_Set problem_. Give the number of lines that contain the string "more", and nothing else.

[Recorded data]
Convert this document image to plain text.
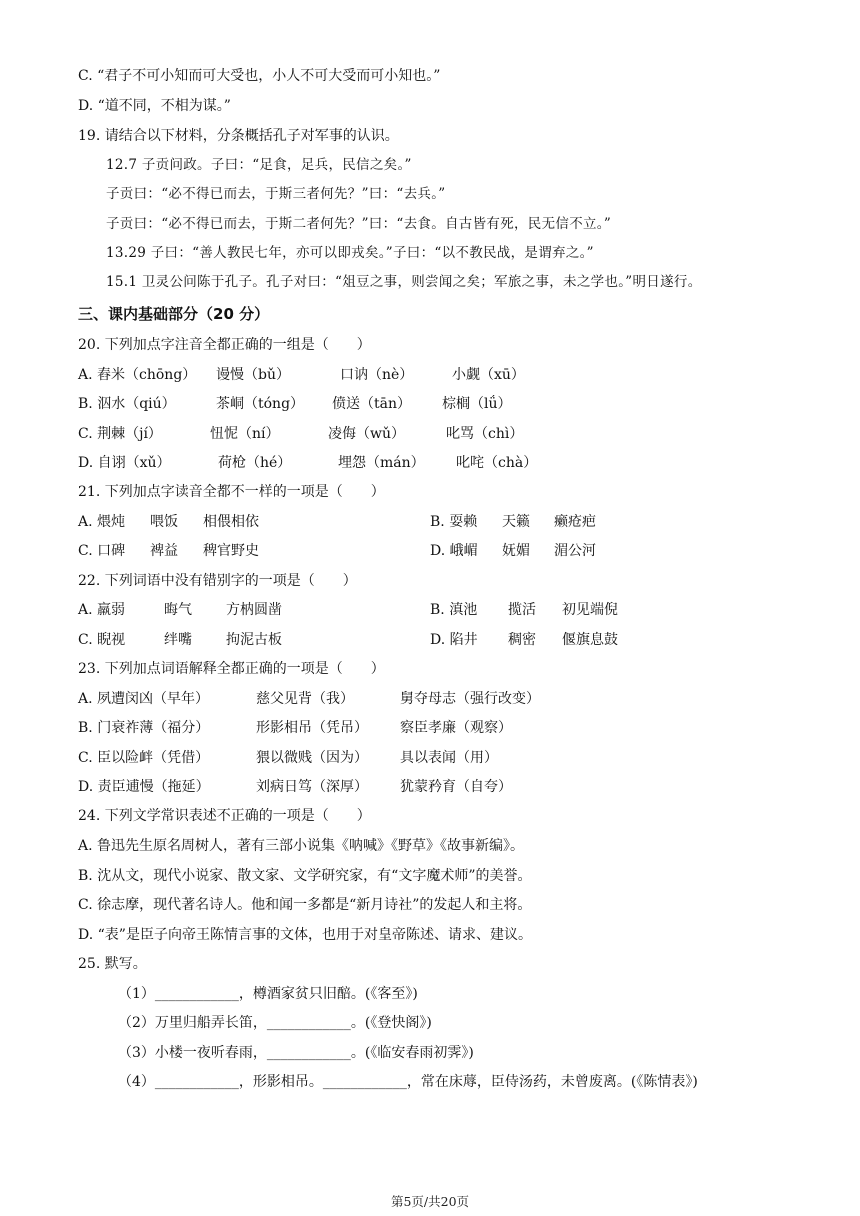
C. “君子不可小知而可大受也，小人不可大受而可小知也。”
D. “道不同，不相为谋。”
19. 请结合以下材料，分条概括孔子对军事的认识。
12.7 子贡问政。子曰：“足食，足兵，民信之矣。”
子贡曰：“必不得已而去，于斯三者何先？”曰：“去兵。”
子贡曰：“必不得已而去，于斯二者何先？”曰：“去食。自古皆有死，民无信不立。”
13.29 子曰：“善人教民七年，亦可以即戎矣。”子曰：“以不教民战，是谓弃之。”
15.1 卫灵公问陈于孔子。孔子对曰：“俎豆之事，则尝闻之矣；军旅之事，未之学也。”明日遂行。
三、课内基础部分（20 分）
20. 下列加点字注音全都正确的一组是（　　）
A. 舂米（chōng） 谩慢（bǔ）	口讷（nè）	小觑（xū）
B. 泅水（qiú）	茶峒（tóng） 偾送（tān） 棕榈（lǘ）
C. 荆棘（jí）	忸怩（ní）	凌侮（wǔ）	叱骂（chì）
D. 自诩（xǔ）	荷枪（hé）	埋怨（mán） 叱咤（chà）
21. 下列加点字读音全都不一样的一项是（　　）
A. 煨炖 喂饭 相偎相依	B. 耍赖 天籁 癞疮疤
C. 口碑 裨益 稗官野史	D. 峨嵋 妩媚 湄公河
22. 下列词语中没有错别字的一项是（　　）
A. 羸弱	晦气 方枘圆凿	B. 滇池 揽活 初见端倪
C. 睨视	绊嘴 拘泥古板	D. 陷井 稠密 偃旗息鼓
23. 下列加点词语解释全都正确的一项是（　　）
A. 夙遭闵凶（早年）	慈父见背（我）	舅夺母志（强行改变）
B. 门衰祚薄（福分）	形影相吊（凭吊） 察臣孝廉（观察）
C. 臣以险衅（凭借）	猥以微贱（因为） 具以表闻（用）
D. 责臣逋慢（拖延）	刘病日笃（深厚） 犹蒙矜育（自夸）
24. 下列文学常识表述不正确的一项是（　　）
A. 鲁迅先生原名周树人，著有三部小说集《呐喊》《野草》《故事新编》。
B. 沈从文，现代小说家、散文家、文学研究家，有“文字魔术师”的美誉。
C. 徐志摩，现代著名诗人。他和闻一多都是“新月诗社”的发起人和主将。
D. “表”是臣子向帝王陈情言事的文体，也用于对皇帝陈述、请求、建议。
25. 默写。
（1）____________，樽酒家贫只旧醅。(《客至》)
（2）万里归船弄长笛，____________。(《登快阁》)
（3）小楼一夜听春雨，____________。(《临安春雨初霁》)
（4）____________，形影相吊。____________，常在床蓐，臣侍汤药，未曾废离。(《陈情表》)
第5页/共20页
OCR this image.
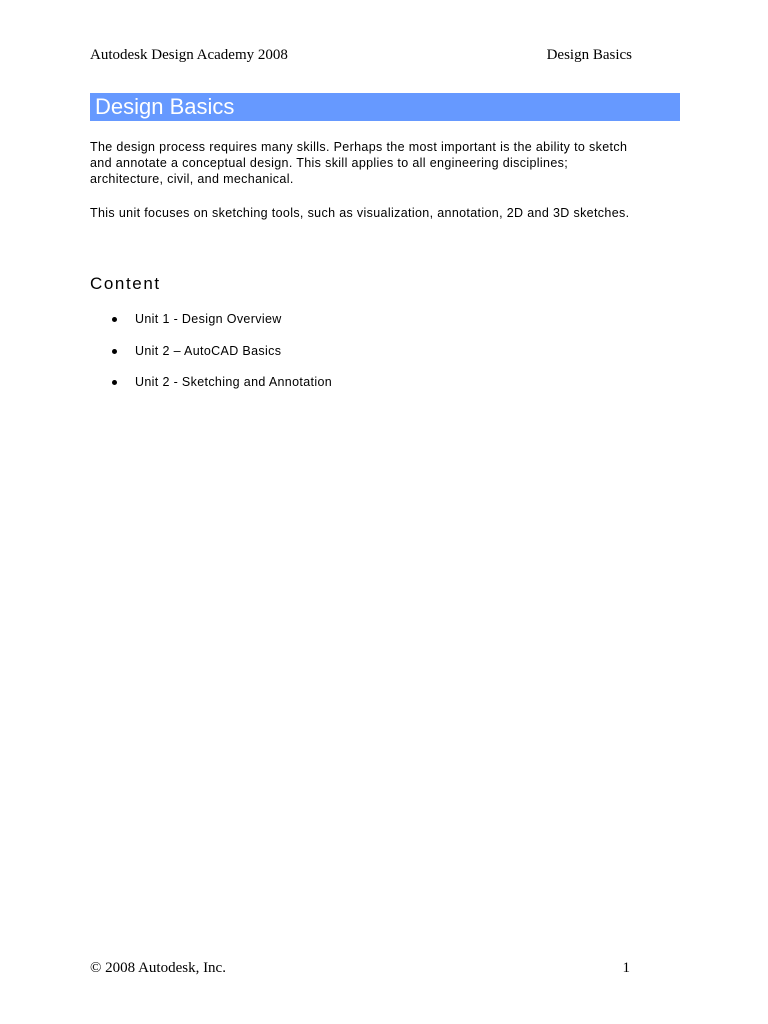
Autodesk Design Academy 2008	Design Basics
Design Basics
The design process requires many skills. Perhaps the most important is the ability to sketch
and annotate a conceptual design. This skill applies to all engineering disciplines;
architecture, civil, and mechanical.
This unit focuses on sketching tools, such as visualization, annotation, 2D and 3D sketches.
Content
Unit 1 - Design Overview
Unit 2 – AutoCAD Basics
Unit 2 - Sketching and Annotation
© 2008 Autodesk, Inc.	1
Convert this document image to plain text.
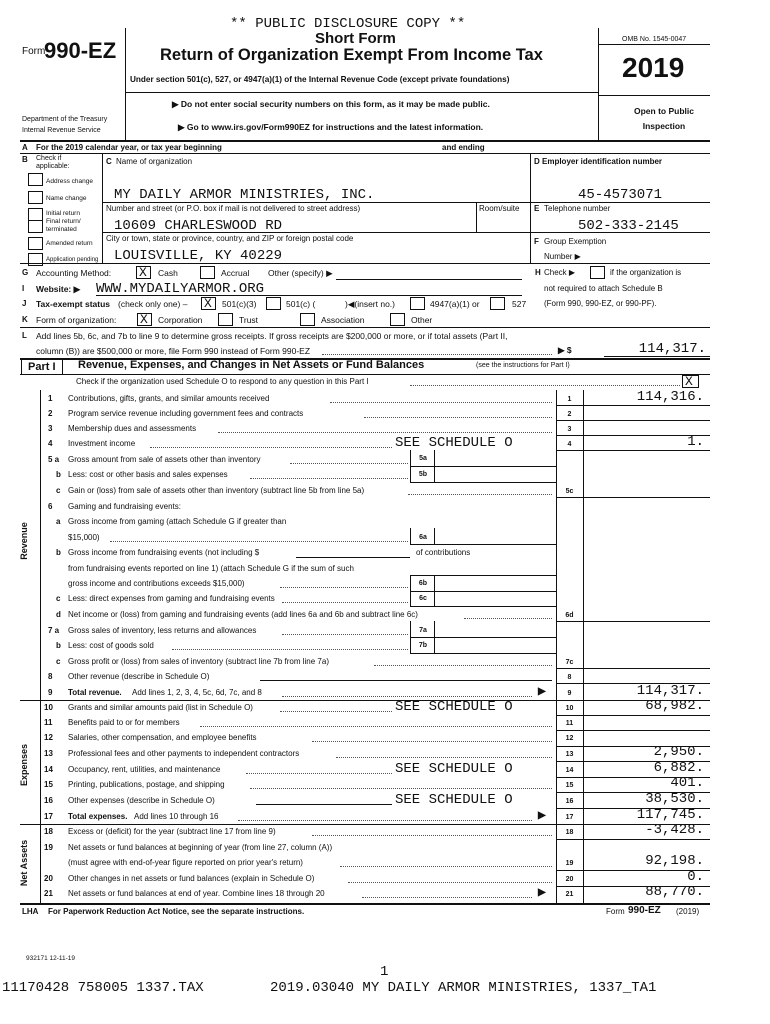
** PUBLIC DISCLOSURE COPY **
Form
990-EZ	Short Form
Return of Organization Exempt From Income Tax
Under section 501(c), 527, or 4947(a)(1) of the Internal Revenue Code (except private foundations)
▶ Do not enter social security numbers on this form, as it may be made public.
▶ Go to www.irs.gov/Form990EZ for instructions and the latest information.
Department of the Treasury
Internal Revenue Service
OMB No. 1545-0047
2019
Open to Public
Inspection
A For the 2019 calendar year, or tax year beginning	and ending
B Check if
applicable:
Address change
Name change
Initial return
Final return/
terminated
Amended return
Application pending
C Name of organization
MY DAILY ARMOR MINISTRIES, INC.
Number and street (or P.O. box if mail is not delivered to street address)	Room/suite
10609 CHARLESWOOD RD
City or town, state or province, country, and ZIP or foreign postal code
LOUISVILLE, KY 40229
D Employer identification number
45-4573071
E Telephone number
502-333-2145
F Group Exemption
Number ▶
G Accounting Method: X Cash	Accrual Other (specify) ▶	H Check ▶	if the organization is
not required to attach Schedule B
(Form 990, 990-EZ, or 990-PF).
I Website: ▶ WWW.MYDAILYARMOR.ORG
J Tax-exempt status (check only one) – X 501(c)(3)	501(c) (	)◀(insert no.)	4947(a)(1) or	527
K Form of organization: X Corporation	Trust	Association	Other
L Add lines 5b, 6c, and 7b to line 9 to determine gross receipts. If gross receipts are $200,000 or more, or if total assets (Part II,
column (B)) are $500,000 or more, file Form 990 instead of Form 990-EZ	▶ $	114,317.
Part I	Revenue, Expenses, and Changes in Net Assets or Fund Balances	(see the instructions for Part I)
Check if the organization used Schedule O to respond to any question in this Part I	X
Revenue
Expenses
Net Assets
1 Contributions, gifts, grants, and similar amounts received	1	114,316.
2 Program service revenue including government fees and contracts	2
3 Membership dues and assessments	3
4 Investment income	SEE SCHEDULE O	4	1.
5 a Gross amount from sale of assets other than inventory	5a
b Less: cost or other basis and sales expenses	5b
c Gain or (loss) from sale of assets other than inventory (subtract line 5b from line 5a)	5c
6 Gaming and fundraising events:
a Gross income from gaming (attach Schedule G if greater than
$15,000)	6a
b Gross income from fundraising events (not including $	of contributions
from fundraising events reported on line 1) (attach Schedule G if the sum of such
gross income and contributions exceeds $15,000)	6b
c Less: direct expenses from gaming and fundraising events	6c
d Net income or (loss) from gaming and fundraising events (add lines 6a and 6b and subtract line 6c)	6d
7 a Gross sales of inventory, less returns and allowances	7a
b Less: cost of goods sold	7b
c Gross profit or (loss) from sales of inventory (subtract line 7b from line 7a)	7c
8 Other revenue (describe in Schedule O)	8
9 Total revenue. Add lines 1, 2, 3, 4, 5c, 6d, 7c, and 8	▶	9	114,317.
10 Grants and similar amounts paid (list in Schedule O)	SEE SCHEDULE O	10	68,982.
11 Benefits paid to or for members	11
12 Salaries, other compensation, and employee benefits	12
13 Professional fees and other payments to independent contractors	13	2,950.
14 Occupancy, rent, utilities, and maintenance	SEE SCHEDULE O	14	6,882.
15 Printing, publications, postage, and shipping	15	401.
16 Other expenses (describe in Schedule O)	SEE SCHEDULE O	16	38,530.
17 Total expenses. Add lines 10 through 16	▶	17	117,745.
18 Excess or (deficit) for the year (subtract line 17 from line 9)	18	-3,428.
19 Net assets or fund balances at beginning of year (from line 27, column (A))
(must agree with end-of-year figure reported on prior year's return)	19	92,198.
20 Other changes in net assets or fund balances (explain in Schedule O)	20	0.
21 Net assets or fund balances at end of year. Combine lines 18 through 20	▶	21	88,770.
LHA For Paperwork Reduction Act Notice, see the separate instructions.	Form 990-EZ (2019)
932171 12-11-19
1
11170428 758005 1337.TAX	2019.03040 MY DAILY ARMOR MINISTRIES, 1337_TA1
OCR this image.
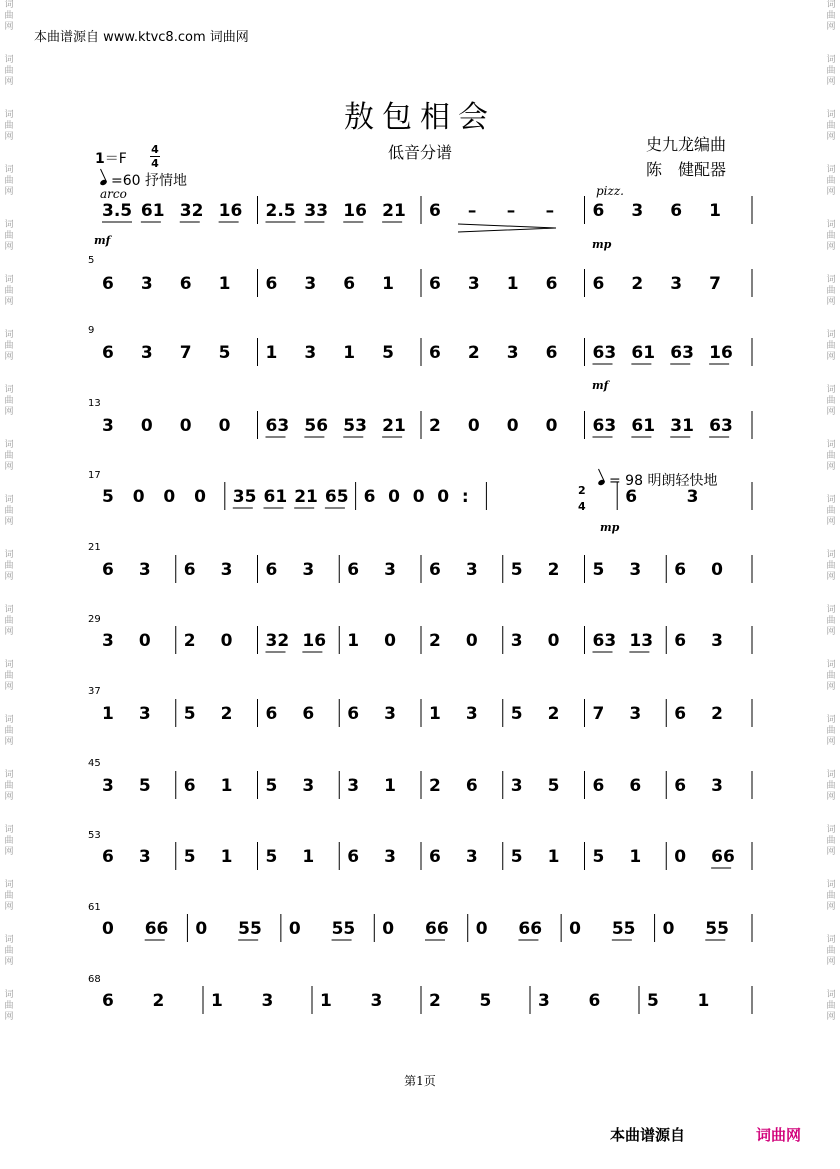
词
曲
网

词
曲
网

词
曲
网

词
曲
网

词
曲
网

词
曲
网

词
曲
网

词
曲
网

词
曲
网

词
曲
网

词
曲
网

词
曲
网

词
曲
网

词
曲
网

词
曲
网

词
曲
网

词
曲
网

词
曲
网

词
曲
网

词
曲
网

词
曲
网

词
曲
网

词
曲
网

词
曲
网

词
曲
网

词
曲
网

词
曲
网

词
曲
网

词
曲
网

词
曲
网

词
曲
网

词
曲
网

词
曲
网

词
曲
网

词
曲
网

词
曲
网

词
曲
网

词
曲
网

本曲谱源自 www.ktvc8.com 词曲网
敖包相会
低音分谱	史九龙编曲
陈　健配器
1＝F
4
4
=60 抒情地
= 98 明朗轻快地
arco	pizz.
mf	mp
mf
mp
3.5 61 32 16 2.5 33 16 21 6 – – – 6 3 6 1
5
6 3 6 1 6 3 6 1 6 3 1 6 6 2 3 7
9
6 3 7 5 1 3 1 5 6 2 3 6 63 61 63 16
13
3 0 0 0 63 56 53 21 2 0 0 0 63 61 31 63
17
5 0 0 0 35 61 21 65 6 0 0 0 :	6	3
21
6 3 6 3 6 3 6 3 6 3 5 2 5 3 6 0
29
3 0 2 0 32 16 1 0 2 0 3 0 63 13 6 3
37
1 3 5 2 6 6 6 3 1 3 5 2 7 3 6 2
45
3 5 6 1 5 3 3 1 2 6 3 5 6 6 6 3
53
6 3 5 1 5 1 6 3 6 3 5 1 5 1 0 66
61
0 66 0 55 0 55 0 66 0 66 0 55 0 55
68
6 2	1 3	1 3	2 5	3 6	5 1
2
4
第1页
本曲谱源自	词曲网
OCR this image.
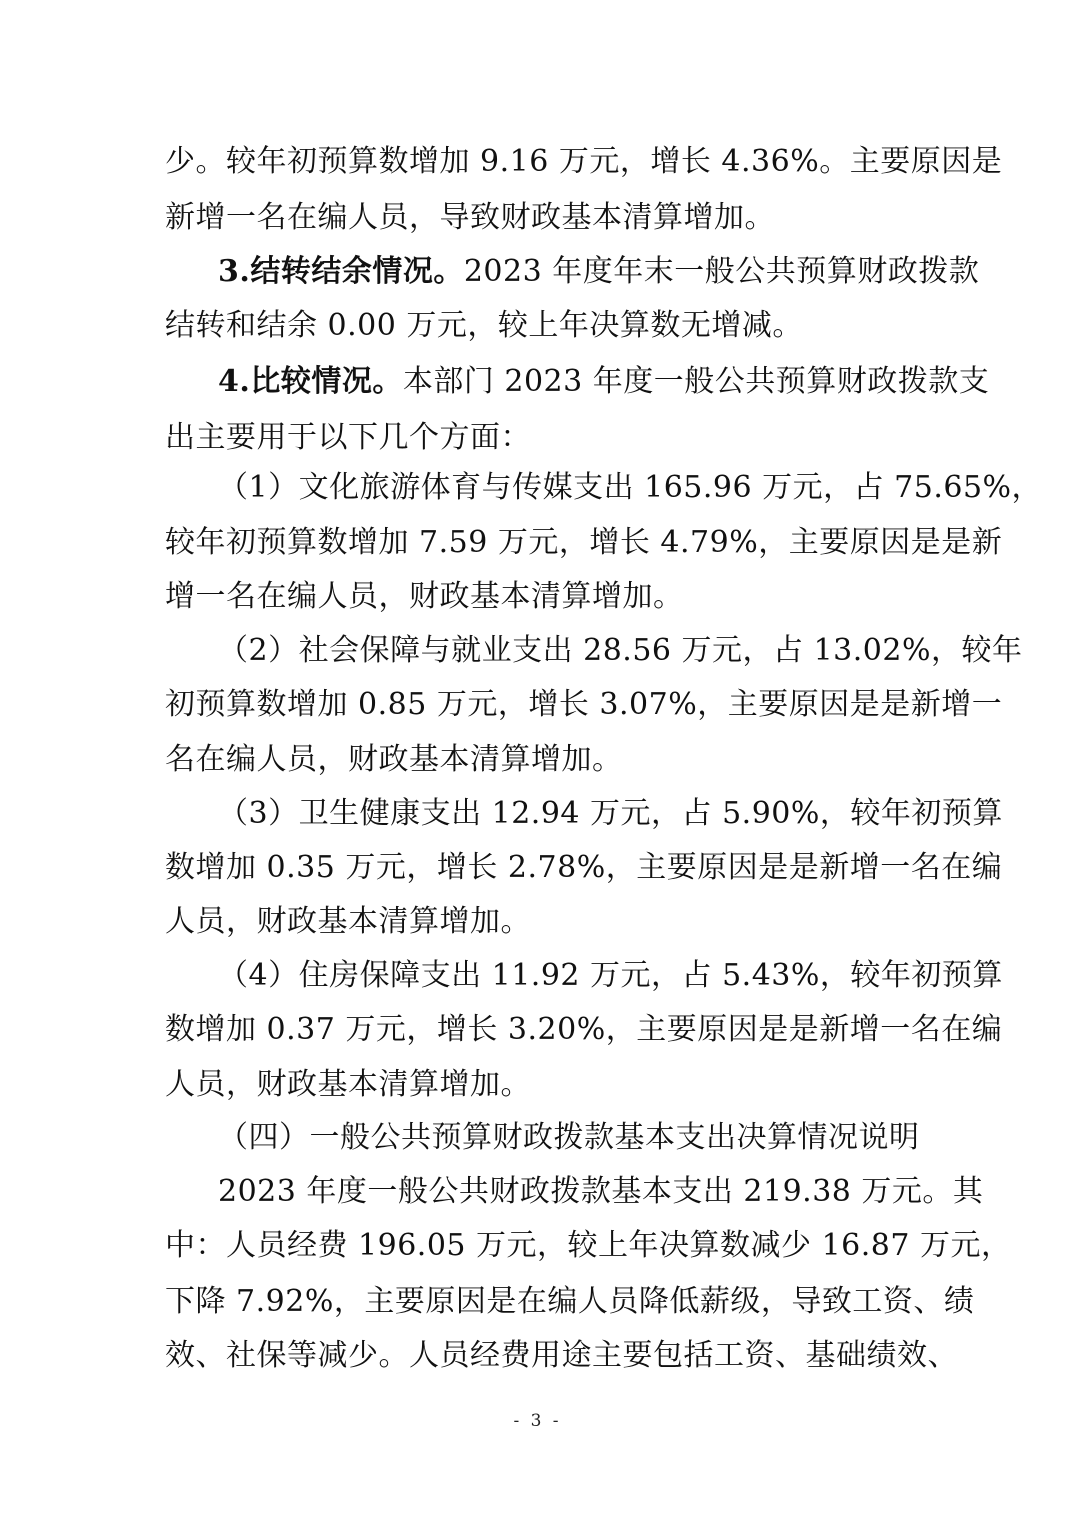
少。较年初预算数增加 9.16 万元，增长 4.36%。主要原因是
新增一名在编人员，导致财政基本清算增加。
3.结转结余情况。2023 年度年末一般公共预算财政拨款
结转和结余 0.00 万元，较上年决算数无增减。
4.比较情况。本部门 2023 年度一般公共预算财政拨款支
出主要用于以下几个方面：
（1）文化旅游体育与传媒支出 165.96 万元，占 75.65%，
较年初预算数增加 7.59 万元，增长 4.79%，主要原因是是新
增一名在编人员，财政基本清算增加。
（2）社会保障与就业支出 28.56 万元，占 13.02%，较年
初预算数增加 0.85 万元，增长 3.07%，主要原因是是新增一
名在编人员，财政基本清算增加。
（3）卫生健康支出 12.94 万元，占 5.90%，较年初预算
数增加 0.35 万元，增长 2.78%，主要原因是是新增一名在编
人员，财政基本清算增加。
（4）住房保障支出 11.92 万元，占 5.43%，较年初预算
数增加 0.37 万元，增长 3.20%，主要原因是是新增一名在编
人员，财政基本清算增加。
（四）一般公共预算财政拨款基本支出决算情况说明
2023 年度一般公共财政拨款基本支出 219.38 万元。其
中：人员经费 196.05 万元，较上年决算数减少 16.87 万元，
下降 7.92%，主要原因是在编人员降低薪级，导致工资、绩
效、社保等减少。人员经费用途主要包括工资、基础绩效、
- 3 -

_Solution for this task_. 2